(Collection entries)
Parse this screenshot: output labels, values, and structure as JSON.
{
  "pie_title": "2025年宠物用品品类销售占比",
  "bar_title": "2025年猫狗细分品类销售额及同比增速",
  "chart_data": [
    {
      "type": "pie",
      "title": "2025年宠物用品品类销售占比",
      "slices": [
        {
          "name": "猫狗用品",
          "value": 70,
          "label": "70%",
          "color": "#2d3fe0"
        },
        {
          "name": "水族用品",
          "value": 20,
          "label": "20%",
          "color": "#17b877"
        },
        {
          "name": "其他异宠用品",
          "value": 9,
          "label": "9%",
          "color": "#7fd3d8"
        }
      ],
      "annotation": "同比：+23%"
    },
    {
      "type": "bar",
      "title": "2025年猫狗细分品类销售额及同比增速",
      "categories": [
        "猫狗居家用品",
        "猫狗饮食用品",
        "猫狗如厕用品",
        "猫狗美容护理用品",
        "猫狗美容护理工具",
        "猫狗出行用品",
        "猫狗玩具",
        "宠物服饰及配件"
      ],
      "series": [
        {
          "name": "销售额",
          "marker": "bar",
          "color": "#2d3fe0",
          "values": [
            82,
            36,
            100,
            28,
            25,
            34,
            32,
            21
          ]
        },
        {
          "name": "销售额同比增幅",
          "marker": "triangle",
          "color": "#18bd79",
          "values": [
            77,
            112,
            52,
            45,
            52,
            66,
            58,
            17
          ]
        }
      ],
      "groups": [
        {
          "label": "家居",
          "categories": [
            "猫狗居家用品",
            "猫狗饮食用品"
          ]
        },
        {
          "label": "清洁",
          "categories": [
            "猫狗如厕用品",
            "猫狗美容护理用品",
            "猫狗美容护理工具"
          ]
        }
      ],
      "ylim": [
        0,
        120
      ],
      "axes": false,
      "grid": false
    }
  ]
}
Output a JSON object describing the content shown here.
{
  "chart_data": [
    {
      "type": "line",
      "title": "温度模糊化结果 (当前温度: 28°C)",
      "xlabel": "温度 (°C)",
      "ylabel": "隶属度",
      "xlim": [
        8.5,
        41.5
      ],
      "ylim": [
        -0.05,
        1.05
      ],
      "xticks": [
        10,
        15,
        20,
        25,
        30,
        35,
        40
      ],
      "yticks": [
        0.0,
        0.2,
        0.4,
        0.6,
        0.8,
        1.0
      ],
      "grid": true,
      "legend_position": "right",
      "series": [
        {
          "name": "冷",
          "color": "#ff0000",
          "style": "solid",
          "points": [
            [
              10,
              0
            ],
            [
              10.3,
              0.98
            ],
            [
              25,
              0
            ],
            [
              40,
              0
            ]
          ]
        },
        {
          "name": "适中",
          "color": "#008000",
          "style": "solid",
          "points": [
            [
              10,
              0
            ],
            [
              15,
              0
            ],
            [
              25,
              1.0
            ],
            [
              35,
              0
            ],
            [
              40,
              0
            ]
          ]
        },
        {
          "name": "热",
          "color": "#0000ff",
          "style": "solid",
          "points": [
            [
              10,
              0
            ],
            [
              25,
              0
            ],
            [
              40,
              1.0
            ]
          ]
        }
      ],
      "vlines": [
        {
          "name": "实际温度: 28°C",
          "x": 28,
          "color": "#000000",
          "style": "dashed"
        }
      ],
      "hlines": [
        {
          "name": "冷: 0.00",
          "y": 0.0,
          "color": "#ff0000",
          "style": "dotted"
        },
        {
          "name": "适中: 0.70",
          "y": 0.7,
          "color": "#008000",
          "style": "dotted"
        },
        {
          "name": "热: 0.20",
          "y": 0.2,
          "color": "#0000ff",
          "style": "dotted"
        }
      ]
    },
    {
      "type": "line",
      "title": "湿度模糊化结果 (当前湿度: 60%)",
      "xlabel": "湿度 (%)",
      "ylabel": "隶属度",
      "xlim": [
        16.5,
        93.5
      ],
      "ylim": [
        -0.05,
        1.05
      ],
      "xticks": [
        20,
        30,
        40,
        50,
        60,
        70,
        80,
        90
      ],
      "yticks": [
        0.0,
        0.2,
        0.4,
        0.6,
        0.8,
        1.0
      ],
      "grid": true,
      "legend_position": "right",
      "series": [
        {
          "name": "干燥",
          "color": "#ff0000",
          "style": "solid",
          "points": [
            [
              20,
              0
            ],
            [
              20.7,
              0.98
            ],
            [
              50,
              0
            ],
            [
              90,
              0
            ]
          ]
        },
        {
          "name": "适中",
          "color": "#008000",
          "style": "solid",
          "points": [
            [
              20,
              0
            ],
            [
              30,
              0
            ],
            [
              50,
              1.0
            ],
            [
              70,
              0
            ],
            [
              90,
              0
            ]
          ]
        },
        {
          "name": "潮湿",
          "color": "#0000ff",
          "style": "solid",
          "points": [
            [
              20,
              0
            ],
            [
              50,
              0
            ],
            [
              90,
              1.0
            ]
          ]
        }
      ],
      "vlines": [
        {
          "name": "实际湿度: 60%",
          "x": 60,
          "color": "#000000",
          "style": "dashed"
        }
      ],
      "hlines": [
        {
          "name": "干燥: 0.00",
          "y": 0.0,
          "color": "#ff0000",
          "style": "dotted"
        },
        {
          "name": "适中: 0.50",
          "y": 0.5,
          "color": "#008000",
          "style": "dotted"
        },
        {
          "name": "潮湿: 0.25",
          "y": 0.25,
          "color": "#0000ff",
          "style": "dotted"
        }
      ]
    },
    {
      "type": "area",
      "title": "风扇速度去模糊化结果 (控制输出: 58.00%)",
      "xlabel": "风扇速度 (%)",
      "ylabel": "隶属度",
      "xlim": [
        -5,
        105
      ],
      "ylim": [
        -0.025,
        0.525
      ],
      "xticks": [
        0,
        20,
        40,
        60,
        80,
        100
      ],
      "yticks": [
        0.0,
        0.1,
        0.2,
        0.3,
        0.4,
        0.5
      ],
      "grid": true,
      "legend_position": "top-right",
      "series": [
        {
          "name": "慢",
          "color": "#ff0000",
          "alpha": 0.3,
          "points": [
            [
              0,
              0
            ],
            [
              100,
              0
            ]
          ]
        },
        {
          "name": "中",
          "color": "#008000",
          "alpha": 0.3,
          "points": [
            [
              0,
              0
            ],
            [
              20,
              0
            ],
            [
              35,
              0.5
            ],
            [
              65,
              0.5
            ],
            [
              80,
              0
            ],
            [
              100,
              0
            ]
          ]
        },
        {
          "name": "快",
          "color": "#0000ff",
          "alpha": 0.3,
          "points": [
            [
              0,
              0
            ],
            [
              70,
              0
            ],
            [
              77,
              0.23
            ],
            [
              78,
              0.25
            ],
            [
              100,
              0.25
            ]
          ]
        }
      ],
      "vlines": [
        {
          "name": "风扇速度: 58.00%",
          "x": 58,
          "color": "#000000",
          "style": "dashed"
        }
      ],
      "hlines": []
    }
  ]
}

| Aim of the exercise |
Reproduce each entry word for word.

| Answer to the task |
Parse this screenshot: output labels, values, and structure as JSON.
{
  "pie_title": "2025年宠物用品品类销售占比",
  "bar_title": "2025年猫狗细分品类销售额及同比增速",
  "chart_data": [
    {
      "type": "pie",
      "title": "2025年宠物用品品类销售占比",
      "slices": [
        {
          "name": "猫狗用品",
          "value": 70,
          "label": "70%",
          "color": "#2d3fe0"
        },
        {
          "name": "水族用品",
          "value": 20,
          "label": "20%",
          "color": "#17b877"
        },
        {
          "name": "其他异宠用品",
          "value": 9,
          "label": "9%",
          "color": "#7fd3d8"
        }
      ],
      "annotation": "同比：+23%"
    },
    {
      "type": "bar",
      "title": "2025年猫狗细分品类销售额及同比增速",
      "categories": [
        "猫狗居家用品",
        "猫狗饮食用品",
        "猫狗如厕用品",
        "猫狗美容护理用品",
        "猫狗美容护理工具",
        "猫狗出行用品",
        "猫狗玩具",
        "宠物服饰及配件"
      ],
      "series": [
        {
          "name": "销售额",
          "marker": "bar",
          "color": "#2d3fe0",
          "values": [
            82,
            36,
            100,
            28,
            25,
            34,
            32,
            21
          ]
        },
        {
          "name": "销售额同比增幅",
          "marker": "triangle",
          "color": "#18bd79",
          "values": [
            77,
            112,
            52,
            45,
            52,
            66,
            58,
            17
          ]
        }
      ],
      "groups": [
        {
          "label": "家居",
          "categories": [
            "猫狗居家用品",
            "猫狗饮食用品"
          ]
        },
        {
          "label": "清洁",
          "categories": [
            "猫狗如厕用品",
            "猫狗美容护理用品",
            "猫狗美容护理工具"
          ]
        }
      ],
      "ylim": [
        0,
        120
      ],
      "axes": false,
      "grid": false
    }
  ]
}
Output a JSON object describing the content shown here.
{
  "chart_data": [
    {
      "type": "line",
      "title": "温度模糊化结果 (当前温度: 28°C)",
      "xlabel": "温度 (°C)",
      "ylabel": "隶属度",
      "xlim": [
        8.5,
        41.5
      ],
      "ylim": [
        -0.05,
        1.05
      ],
      "xticks": [
        10,
        15,
        20,
        25,
        30,
        35,
        40
      ],
      "yticks": [
        0.0,
        0.2,
        0.4,
        0.6,
        0.8,
        1.0
      ],
      "grid": true,
      "legend_position": "right",
      "series": [
        {
          "name": "冷",
          "color": "#ff0000",
          "style": "solid",
          "points": [
            [
              10,
              0
            ],
            [
              10.3,
              0.98
            ],
            [
              25,
              0
            ],
            [
              40,
              0
            ]
          ]
        },
        {
          "name": "适中",
          "color": "#008000",
          "style": "solid",
          "points": [
            [
              10,
              0
            ],
            [
              15,
              0
            ],
            [
              25,
              1.0
            ],
            [
              35,
              0
            ],
            [
              40,
              0
            ]
          ]
        },
        {
          "name": "热",
          "color": "#0000ff",
          "style": "solid",
          "points": [
            [
              10,
              0
            ],
            [
              25,
              0
            ],
            [
              40,
              1.0
            ]
          ]
        }
      ],
      "vlines": [
        {
          "name": "实际温度: 28°C",
          "x": 28,
          "color": "#000000",
          "style": "dashed"
        }
      ],
      "hlines": [
        {
          "name": "冷: 0.00",
          "y": 0.0,
          "color": "#ff0000",
          "style": "dotted"
        },
        {
          "name": "适中: 0.70",
          "y": 0.7,
          "color": "#008000",
          "style": "dotted"
        },
        {
          "name": "热: 0.20",
          "y": 0.2,
          "color": "#0000ff",
          "style": "dotted"
        }
      ]
    },
    {
      "type": "line",
      "title": "湿度模糊化结果 (当前湿度: 60%)",
      "xlabel": "湿度 (%)",
      "ylabel": "隶属度",
      "xlim": [
        16.5,
        93.5
      ],
      "ylim": [
        -0.05,
        1.05
      ],
      "xticks": [
        20,
        30,
        40,
        50,
        60,
        70,
        80,
        90
      ],
      "yticks": [
        0.0,
        0.2,
        0.4,
        0.6,
        0.8,
        1.0
      ],
      "grid": true,
      "legend_position": "right",
      "series": [
        {
          "name": "干燥",
          "color": "#ff0000",
          "style": "solid",
          "points": [
            [
              20,
              0
            ],
            [
              20.7,
              0.98
            ],
            [
              50,
              0
            ],
            [
              90,
              0
            ]
          ]
        },
        {
          "name": "适中",
          "color": "#008000",
          "style": "solid",
          "points": [
            [
              20,
              0
            ],
            [
              30,
              0
            ],
            [
              50,
              1.0
            ],
            [
              70,
              0
            ],
            [
              90,
              0
            ]
          ]
        },
        {
          "name": "潮湿",
          "color": "#0000ff",
          "style": "solid",
          "points": [
            [
              20,
              0
            ],
            [
              50,
              0
            ],
            [
              90,
              1.0
            ]
          ]
        }
      ],
      "vlines": [
        {
          "name": "实际湿度: 60%",
          "x": 60,
          "color": "#000000",
          "style": "dashed"
        }
      ],
      "hlines": [
        {
          "name": "干燥: 0.00",
          "y": 0.0,
          "color": "#ff0000",
          "style": "dotted"
        },
        {
          "name": "适中: 0.50",
          "y": 0.5,
          "color": "#008000",
          "style": "dotted"
        },
        {
          "name": "潮湿: 0.25",
          "y": 0.25,
          "color": "#0000ff",
          "style": "dotted"
        }
      ]
    },
    {
      "type": "area",
      "title": "风扇速度去模糊化结果 (控制输出: 58.00%)",
      "xlabel": "风扇速度 (%)",
      "ylabel": "隶属度",
      "xlim": [
        -5,
        105
      ],
      "ylim": [
        -0.025,
        0.525
      ],
      "xticks": [
        0,
        20,
        40,
        60,
        80,
        100
      ],
      "yticks": [
        0.0,
        0.1,
        0.2,
        0.3,
        0.4,
        0.5
      ],
      "grid": true,
      "legend_position": "top-right",
      "series": [
        {
          "name": "慢",
          "color": "#ff0000",
          "alpha": 0.3,
          "points": [
            [
              0,
              0
            ],
            [
              100,
              0
            ]
          ]
        },
        {
          "name": "中",
          "color": "#008000",
          "alpha": 0.3,
          "points": [
            [
              0,
              0
            ],
            [
              20,
              0
            ],
            [
              35,
              0.5
            ],
            [
              65,
              0.5
            ],
            [
              80,
              0
            ],
            [
              100,
              0
            ]
          ]
        },
        {
          "name": "快",
          "color": "#0000ff",
          "alpha": 0.3,
          "points": [
            [
              0,
              0
            ],
            [
              70,
              0
            ],
            [
              77,
              0.23
            ],
            [
              78,
              0.25
            ],
            [
              100,
              0.25
            ]
          ]
        }
      ],
      "vlines": [
        {
          "name": "风扇速度: 58.00%",
          "x": 58,
          "color": "#000000",
          "style": "dashed"
        }
      ],
      "hlines": []
    }
  ]
}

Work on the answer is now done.